- [Task prompt]: Report every line in the listing below where the string "cdot" shows up.

- [Entries supplied]:
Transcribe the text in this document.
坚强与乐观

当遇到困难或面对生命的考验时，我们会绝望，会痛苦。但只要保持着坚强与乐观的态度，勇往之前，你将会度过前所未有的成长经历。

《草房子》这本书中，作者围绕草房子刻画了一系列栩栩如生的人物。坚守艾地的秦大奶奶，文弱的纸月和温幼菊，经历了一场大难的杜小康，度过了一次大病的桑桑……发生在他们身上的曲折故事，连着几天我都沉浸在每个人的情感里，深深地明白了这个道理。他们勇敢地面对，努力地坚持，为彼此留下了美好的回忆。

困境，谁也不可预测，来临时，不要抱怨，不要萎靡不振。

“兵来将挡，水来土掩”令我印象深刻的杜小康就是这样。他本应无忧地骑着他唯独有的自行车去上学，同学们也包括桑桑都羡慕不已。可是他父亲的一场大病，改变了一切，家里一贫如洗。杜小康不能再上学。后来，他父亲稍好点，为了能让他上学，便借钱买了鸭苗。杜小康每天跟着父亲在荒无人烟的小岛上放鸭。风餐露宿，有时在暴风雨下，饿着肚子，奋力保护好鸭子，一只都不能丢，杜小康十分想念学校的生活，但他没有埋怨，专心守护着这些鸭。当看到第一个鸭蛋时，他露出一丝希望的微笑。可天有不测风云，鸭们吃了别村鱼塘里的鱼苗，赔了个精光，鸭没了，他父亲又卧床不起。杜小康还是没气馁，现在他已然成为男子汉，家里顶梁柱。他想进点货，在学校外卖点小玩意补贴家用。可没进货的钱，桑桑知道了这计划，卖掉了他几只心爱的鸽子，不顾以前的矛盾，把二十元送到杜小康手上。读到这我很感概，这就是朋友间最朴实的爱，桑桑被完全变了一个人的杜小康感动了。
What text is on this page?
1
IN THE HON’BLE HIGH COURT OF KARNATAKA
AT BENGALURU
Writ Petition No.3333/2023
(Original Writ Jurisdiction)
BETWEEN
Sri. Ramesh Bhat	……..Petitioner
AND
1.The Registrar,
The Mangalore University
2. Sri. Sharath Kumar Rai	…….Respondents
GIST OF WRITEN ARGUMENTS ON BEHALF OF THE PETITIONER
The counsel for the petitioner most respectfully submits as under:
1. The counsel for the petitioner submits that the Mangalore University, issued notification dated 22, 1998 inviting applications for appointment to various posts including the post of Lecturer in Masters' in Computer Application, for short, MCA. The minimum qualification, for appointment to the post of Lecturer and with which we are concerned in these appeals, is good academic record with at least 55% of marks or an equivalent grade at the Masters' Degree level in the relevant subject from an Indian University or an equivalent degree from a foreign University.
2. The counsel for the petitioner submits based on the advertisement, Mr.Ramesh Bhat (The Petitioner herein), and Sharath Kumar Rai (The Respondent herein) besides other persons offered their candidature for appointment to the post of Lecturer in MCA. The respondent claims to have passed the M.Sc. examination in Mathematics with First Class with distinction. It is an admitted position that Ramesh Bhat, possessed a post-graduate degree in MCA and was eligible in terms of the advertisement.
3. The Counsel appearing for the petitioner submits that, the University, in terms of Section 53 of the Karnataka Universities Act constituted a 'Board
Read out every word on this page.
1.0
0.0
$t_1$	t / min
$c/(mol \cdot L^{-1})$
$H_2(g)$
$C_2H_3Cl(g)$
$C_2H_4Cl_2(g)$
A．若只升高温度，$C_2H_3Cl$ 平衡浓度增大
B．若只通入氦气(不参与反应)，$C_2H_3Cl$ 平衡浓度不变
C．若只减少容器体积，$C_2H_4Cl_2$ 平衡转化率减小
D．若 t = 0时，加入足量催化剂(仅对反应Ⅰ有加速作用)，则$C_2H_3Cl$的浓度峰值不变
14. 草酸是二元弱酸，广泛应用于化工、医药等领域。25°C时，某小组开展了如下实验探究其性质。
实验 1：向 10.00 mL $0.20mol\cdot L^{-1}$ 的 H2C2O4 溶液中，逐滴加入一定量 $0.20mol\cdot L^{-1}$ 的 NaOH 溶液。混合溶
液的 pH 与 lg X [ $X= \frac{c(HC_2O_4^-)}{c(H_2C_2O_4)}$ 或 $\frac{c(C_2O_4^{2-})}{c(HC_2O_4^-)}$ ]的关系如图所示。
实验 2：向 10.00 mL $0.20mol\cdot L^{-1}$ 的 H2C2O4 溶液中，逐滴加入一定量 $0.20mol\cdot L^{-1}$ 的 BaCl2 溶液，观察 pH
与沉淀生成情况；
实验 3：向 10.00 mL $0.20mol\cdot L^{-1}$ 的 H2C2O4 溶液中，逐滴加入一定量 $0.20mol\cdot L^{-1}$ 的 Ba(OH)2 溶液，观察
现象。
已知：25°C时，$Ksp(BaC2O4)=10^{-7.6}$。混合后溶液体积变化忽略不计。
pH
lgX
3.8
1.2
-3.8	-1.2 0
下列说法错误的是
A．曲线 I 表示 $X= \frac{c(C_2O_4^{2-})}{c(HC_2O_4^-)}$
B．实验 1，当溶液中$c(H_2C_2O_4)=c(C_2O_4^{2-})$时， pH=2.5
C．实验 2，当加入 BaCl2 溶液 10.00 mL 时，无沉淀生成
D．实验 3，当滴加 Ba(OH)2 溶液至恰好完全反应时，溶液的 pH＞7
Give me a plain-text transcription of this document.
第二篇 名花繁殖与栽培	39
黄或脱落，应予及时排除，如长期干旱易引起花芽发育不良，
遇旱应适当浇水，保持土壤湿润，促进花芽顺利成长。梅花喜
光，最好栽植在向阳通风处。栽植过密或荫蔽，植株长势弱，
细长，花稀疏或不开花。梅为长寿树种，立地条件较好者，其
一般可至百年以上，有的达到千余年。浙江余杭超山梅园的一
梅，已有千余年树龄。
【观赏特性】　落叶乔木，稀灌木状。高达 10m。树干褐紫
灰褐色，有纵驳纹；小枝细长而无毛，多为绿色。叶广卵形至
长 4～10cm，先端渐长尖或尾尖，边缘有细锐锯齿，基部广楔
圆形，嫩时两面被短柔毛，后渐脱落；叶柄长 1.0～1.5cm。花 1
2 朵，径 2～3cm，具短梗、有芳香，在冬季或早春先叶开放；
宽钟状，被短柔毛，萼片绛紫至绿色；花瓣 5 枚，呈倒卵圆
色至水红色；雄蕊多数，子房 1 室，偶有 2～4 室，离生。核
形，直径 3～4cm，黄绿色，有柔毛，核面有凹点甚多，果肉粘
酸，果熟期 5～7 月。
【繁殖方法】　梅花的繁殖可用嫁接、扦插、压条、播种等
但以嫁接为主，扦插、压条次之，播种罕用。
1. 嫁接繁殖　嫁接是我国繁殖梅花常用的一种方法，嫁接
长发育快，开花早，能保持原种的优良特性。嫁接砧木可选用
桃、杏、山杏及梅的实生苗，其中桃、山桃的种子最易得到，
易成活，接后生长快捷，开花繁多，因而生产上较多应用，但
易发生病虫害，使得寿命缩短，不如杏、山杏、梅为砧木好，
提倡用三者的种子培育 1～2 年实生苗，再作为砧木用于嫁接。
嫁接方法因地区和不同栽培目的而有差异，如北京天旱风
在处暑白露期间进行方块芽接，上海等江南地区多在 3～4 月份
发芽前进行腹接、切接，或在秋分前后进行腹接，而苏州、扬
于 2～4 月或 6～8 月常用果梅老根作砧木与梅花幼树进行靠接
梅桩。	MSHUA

- [Result for this exercise]:
$c/(mol \cdot L^{-1})$
实验 1：向 10.00 mL $0.20mol\cdot L^{-1}$ 的 H2C2O4 溶液中，逐滴加入一定量 $0.20mol\cdot L^{-1}$ 的 NaOH 溶液。混合溶
实验 2：向 10.00 mL $0.20mol\cdot L^{-1}$ 的 H2C2O4 溶液中，逐滴加入一定量 $0.20mol\cdot L^{-1}$ 的 BaCl2 溶液，观察 pH
实验 3：向 10.00 mL $0.20mol\cdot L^{-1}$ 的 H2C2O4 溶液中，逐滴加入一定量 $0.20mol\cdot L^{-1}$ 的 Ba(OH)2 溶液，观察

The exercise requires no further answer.